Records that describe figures
⁂

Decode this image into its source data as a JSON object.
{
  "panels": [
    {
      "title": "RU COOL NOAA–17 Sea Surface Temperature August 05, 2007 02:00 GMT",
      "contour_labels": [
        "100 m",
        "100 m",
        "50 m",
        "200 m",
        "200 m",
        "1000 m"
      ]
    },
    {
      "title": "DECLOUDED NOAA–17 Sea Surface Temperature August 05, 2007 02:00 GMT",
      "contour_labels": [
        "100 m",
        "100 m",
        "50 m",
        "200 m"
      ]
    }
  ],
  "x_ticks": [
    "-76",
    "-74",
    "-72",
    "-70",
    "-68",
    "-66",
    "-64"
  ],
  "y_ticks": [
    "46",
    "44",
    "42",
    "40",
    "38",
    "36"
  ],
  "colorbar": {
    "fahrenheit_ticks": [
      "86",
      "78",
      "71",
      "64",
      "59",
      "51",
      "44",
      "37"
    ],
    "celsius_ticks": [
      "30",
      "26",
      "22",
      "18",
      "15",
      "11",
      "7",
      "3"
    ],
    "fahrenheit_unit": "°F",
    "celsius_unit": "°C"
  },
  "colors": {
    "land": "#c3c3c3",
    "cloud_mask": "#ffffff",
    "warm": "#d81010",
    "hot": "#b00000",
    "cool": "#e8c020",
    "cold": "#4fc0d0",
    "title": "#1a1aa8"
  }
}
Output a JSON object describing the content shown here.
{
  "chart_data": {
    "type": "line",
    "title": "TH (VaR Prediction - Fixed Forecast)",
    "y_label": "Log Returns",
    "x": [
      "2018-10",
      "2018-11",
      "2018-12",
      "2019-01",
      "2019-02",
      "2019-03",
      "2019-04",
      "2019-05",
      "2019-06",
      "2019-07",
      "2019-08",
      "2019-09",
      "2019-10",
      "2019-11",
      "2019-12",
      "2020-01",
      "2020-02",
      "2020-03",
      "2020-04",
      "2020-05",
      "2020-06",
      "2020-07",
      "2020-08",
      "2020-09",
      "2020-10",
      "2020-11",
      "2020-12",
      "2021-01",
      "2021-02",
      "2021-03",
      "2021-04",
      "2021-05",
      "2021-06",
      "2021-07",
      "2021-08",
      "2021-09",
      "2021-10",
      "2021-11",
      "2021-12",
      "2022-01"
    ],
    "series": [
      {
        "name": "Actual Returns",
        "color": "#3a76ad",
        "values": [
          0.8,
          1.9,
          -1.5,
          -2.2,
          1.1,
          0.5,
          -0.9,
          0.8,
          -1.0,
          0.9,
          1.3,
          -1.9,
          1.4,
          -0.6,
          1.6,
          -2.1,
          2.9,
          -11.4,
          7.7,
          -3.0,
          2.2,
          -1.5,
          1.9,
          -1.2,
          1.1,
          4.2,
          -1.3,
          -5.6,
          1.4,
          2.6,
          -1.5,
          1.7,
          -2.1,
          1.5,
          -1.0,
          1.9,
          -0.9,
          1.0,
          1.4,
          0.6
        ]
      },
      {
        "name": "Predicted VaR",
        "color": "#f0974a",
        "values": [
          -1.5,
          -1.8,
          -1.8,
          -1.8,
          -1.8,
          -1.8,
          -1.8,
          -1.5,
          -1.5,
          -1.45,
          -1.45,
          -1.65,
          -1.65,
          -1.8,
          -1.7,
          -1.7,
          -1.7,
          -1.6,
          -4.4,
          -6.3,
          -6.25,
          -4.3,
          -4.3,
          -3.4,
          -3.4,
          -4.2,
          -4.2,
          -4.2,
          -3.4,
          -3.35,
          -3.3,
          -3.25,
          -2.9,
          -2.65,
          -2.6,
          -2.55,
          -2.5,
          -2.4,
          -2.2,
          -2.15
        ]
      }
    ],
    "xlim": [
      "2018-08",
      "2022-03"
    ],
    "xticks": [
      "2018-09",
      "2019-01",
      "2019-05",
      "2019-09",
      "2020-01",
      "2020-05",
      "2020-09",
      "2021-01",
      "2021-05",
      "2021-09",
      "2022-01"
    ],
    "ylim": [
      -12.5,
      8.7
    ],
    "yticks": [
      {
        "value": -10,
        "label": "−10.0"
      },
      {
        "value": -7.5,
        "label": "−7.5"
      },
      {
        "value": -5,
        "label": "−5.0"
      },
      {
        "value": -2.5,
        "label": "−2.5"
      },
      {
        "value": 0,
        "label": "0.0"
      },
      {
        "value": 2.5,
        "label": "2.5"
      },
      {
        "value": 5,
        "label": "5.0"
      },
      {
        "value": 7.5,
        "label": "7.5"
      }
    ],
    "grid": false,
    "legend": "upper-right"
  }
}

⁂

### Task to complete
Show all lines in the entries above where the word "Returns" appears.

### Result
    "y_label": "Log Returns",
        "name": "Actual Returns",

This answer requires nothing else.